Some records:
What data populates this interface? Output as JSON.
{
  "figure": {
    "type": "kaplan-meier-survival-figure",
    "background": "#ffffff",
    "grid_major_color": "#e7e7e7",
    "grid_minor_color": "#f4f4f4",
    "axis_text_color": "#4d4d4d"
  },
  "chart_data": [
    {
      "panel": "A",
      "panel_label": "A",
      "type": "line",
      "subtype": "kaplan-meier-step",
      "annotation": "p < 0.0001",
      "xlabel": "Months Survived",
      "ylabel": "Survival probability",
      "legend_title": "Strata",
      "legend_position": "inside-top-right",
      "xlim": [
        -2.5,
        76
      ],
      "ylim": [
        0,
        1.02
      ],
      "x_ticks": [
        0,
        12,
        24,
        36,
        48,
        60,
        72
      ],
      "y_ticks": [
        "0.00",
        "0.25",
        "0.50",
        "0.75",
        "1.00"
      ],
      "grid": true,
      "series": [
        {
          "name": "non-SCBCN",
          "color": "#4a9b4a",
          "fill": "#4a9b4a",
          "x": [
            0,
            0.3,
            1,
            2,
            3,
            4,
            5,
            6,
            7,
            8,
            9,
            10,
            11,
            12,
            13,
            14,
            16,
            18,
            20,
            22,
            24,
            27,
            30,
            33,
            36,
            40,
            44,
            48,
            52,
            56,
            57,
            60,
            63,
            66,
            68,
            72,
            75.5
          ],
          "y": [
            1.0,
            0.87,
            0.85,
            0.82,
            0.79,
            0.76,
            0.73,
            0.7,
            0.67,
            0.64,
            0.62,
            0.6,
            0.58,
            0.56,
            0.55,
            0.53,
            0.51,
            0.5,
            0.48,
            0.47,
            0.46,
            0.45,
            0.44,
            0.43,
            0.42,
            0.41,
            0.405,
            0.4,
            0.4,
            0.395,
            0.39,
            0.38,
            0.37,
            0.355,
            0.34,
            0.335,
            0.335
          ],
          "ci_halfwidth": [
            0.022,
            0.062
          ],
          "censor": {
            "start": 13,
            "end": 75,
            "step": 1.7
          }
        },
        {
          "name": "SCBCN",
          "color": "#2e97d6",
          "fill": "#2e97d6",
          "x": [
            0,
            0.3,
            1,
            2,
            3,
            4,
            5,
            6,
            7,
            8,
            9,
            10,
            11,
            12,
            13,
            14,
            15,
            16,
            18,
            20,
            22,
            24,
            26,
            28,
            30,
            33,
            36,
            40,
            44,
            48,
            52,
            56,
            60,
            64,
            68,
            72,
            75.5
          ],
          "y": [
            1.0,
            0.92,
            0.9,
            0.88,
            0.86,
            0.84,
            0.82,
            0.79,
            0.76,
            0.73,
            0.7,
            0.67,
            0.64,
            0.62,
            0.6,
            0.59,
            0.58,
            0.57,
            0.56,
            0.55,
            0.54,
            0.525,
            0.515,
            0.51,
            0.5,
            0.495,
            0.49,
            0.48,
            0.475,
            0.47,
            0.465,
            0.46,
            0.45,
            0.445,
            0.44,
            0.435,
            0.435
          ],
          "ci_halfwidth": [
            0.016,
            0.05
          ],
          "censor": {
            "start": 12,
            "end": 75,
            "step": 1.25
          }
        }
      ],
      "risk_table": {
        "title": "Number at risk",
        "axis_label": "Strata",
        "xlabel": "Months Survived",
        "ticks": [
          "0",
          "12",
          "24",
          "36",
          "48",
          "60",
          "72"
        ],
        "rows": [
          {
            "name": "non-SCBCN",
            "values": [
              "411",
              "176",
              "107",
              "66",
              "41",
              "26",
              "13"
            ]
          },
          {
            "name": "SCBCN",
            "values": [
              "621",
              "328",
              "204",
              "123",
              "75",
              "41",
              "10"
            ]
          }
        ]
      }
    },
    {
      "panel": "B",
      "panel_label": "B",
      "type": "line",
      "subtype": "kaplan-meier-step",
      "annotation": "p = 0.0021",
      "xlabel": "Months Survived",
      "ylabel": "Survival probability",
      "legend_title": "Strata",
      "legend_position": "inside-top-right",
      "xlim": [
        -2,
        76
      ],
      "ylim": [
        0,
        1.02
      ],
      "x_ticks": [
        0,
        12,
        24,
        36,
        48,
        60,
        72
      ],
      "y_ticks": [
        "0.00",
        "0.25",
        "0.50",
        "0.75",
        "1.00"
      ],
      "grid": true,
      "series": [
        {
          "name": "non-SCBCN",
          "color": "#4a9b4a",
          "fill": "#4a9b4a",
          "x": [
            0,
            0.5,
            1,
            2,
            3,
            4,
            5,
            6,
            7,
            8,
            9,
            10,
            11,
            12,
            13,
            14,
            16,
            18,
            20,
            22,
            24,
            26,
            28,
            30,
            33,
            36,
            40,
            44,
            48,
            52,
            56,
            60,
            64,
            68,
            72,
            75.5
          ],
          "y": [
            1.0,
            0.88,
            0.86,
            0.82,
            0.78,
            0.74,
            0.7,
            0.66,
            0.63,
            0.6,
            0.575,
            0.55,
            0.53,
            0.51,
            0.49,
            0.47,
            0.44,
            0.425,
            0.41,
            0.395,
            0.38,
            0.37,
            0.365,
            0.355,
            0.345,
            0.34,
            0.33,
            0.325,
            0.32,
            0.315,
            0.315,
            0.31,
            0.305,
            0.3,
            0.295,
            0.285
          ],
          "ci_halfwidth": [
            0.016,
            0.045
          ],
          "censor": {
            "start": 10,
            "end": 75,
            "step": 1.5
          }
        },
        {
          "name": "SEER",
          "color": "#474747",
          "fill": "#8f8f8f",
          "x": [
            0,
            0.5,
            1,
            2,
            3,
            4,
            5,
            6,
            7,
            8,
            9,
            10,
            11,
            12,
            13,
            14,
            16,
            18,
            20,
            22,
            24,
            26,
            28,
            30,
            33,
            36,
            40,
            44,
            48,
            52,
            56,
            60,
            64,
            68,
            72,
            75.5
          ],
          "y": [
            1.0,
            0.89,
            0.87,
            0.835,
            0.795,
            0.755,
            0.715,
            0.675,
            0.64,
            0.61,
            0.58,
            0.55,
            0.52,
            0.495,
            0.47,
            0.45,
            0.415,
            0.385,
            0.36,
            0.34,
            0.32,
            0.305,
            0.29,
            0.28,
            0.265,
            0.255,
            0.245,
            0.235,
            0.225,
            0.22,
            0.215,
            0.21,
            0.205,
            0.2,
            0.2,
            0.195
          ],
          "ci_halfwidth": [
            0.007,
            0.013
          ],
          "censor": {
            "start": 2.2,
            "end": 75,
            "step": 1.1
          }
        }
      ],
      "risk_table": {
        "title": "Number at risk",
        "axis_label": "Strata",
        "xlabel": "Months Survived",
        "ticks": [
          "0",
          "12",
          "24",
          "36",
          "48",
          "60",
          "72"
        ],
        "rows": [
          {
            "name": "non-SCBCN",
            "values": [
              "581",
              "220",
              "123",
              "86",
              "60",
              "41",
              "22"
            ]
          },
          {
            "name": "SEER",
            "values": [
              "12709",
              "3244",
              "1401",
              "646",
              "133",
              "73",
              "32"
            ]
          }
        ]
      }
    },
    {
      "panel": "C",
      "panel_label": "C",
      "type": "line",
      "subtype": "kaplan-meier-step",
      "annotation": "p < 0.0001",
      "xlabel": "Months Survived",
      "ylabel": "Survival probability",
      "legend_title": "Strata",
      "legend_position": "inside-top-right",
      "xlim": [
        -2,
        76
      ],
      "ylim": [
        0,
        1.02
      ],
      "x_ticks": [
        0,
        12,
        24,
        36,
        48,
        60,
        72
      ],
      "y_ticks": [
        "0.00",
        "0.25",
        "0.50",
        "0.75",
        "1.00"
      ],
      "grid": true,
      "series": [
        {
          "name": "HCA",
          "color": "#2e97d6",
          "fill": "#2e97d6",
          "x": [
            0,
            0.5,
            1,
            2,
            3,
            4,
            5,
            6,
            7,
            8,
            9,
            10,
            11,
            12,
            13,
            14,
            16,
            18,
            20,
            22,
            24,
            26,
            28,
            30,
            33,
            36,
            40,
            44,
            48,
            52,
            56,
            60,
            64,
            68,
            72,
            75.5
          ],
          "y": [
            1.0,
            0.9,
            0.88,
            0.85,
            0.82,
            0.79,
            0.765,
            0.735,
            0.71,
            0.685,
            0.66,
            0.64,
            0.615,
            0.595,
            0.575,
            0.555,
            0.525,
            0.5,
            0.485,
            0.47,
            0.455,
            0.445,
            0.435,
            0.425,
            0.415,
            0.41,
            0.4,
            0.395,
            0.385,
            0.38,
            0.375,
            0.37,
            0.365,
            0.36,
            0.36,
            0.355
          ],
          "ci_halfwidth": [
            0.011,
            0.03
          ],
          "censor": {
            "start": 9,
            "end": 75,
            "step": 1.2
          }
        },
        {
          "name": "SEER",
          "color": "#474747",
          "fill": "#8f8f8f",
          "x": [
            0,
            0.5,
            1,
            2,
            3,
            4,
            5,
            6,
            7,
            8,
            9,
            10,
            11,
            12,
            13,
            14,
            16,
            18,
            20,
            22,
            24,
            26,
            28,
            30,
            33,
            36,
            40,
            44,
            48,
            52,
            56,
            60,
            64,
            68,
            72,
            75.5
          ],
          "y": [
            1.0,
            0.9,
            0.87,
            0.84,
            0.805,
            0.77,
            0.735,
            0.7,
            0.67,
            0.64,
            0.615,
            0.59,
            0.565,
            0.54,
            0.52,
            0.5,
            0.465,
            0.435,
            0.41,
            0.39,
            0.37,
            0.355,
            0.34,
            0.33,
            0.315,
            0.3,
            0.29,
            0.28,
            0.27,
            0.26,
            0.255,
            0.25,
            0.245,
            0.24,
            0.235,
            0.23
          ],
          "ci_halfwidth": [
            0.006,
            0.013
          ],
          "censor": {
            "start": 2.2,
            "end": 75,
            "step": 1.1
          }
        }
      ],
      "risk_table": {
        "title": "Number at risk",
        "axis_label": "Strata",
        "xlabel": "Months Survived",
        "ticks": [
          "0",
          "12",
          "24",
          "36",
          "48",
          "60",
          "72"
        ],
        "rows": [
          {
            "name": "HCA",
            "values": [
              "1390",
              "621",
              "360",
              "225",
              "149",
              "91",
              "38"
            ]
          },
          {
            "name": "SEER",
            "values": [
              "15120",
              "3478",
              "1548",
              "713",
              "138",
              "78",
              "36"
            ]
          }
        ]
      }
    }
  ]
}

#### WRITTEN EXERCISE
From the listing above, copy out each line where the word "start" appears.

#### SOLUTION TO THE EXERCISE
            "start": 13,
            "start": 12,
            "start": 10,
            "start": 2.2,
            "start": 9,
            "start": 2.2,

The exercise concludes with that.